What to work on:
Write out all of the entries that follow, word for word, but skip the pictures.

Data to process:
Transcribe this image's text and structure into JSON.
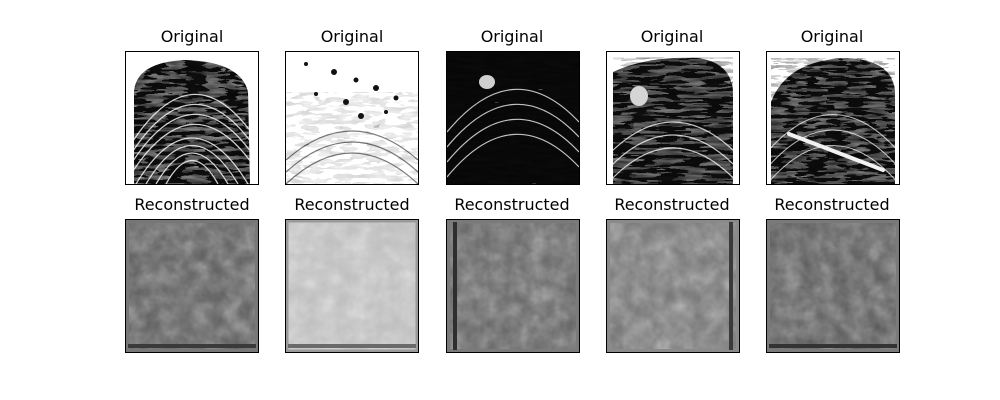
{
  "figure": {
    "rows": [
      {
        "row_name": "original",
        "titles": [
          "Original",
          "Original",
          "Original",
          "Original",
          "Original"
        ]
      },
      {
        "row_name": "reconstructed",
        "titles": [
          "Reconstructed",
          "Reconstructed",
          "Reconstructed",
          "Reconstructed",
          "Reconstructed"
        ]
      }
    ],
    "images": {
      "original": [
        {
          "description_icon": "fingerprint-image"
        },
        {
          "description_icon": "fingerprint-image"
        },
        {
          "description_icon": "fingerprint-image"
        },
        {
          "description_icon": "fingerprint-image"
        },
        {
          "description_icon": "fingerprint-image"
        }
      ],
      "reconstructed": [
        {
          "description_icon": "blurred-reconstruction-image"
        },
        {
          "description_icon": "blurred-reconstruction-image"
        },
        {
          "description_icon": "blurred-reconstruction-image"
        },
        {
          "description_icon": "blurred-reconstruction-image"
        },
        {
          "description_icon": "blurred-reconstruction-image"
        }
      ]
    },
    "colors": {
      "border": "#000000",
      "ink": "#000000",
      "paper": "#ffffff"
    }
  }
}
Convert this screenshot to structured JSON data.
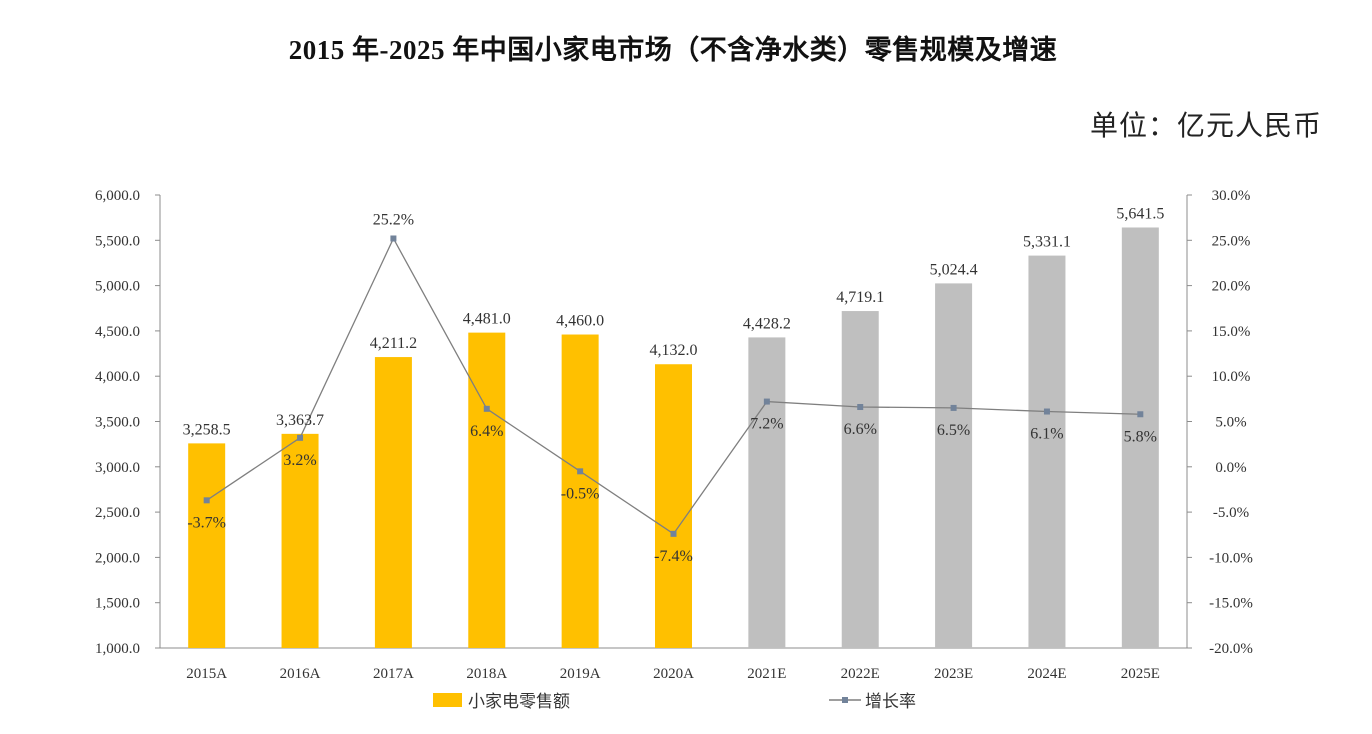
{
  "colors": {
    "axis": "#8C8C8C",
    "line": "#7F7F7F",
    "marker": "#72839A",
    "actual": "#FFC000",
    "estimate": "#BFBFBF"
  },
  "chart_data": {
    "type": "bar",
    "title": "2015 年-2025 年中国小家电市场（不含净水类）零售规模及增速",
    "unit": "单位：亿元人民币",
    "categories": [
      "2015A",
      "2016A",
      "2017A",
      "2018A",
      "2019A",
      "2020A",
      "2021E",
      "2022E",
      "2023E",
      "2024E",
      "2025E"
    ],
    "series": [
      {
        "name": "小家电零售额",
        "type": "bar",
        "values": [
          3258.5,
          3363.7,
          4211.2,
          4481.0,
          4460.0,
          4132.0,
          4428.2,
          4719.1,
          5024.4,
          5331.1,
          5641.5
        ],
        "labels": [
          "3,258.5",
          "3,363.7",
          "4,211.2",
          "4,481.0",
          "4,460.0",
          "4,132.0",
          "4,428.2",
          "4,719.1",
          "5,024.4",
          "5,331.1",
          "5,641.5"
        ],
        "bar_colors": [
          "#FFC000",
          "#FFC000",
          "#FFC000",
          "#FFC000",
          "#FFC000",
          "#FFC000",
          "#BFBFBF",
          "#BFBFBF",
          "#BFBFBF",
          "#BFBFBF",
          "#BFBFBF"
        ]
      },
      {
        "name": "增长率",
        "type": "line",
        "values": [
          -3.7,
          3.2,
          25.2,
          6.4,
          -0.5,
          -7.4,
          7.2,
          6.6,
          6.5,
          6.1,
          5.8
        ],
        "labels": [
          "-3.7%",
          "3.2%",
          "25.2%",
          "6.4%",
          "-0.5%",
          "-7.4%",
          "7.2%",
          "6.6%",
          "6.5%",
          "6.1%",
          "5.8%"
        ]
      }
    ],
    "y_left": {
      "ylim": [
        1000,
        6000
      ],
      "step": 500,
      "tick_labels": [
        "1,000.0",
        "1,500.0",
        "2,000.0",
        "2,500.0",
        "3,000.0",
        "3,500.0",
        "4,000.0",
        "4,500.0",
        "5,000.0",
        "5,500.0",
        "6,000.0"
      ]
    },
    "y_right": {
      "ylim": [
        -20,
        30
      ],
      "step": 5,
      "tick_labels": [
        "-20.0%",
        "-15.0%",
        "-10.0%",
        "-5.0%",
        "0.0%",
        "5.0%",
        "10.0%",
        "15.0%",
        "20.0%",
        "25.0%",
        "30.0%"
      ]
    },
    "grid": false,
    "legend": "bottom"
  }
}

Reply to the exercise:
Transcribe this image's text and structure into JSON.
{
  "figure": {
    "rows": [
      {
        "row_name": "original",
        "titles": [
          "Original",
          "Original",
          "Original",
          "Original",
          "Original"
        ]
      },
      {
        "row_name": "reconstructed",
        "titles": [
          "Reconstructed",
          "Reconstructed",
          "Reconstructed",
          "Reconstructed",
          "Reconstructed"
        ]
      }
    ],
    "images": {
      "original": [
        {
          "description_icon": "fingerprint-image"
        },
        {
          "description_icon": "fingerprint-image"
        },
        {
          "description_icon": "fingerprint-image"
        },
        {
          "description_icon": "fingerprint-image"
        },
        {
          "description_icon": "fingerprint-image"
        }
      ],
      "reconstructed": [
        {
          "description_icon": "blurred-reconstruction-image"
        },
        {
          "description_icon": "blurred-reconstruction-image"
        },
        {
          "description_icon": "blurred-reconstruction-image"
        },
        {
          "description_icon": "blurred-reconstruction-image"
        },
        {
          "description_icon": "blurred-reconstruction-image"
        }
      ]
    },
    "colors": {
      "border": "#000000",
      "ink": "#000000",
      "paper": "#ffffff"
    }
  }
}
Convert this screenshot to structured JSON data.
{
  "colors": {
    "axis": "#8C8C8C",
    "line": "#7F7F7F",
    "marker": "#72839A",
    "actual": "#FFC000",
    "estimate": "#BFBFBF"
  },
  "chart_data": {
    "type": "bar",
    "title": "2015 年-2025 年中国小家电市场（不含净水类）零售规模及增速",
    "unit": "单位：亿元人民币",
    "categories": [
      "2015A",
      "2016A",
      "2017A",
      "2018A",
      "2019A",
      "2020A",
      "2021E",
      "2022E",
      "2023E",
      "2024E",
      "2025E"
    ],
    "series": [
      {
        "name": "小家电零售额",
        "type": "bar",
        "values": [
          3258.5,
          3363.7,
          4211.2,
          4481.0,
          4460.0,
          4132.0,
          4428.2,
          4719.1,
          5024.4,
          5331.1,
          5641.5
        ],
        "labels": [
          "3,258.5",
          "3,363.7",
          "4,211.2",
          "4,481.0",
          "4,460.0",
          "4,132.0",
          "4,428.2",
          "4,719.1",
          "5,024.4",
          "5,331.1",
          "5,641.5"
        ],
        "bar_colors": [
          "#FFC000",
          "#FFC000",
          "#FFC000",
          "#FFC000",
          "#FFC000",
          "#FFC000",
          "#BFBFBF",
          "#BFBFBF",
          "#BFBFBF",
          "#BFBFBF",
          "#BFBFBF"
        ]
      },
      {
        "name": "增长率",
        "type": "line",
        "values": [
          -3.7,
          3.2,
          25.2,
          6.4,
          -0.5,
          -7.4,
          7.2,
          6.6,
          6.5,
          6.1,
          5.8
        ],
        "labels": [
          "-3.7%",
          "3.2%",
          "25.2%",
          "6.4%",
          "-0.5%",
          "-7.4%",
          "7.2%",
          "6.6%",
          "6.5%",
          "6.1%",
          "5.8%"
        ]
      }
    ],
    "y_left": {
      "ylim": [
        1000,
        6000
      ],
      "step": 500,
      "tick_labels": [
        "1,000.0",
        "1,500.0",
        "2,000.0",
        "2,500.0",
        "3,000.0",
        "3,500.0",
        "4,000.0",
        "4,500.0",
        "5,000.0",
        "5,500.0",
        "6,000.0"
      ]
    },
    "y_right": {
      "ylim": [
        -20,
        30
      ],
      "step": 5,
      "tick_labels": [
        "-20.0%",
        "-15.0%",
        "-10.0%",
        "-5.0%",
        "0.0%",
        "5.0%",
        "10.0%",
        "15.0%",
        "20.0%",
        "25.0%",
        "30.0%"
      ]
    },
    "grid": false,
    "legend": "bottom"
  }
}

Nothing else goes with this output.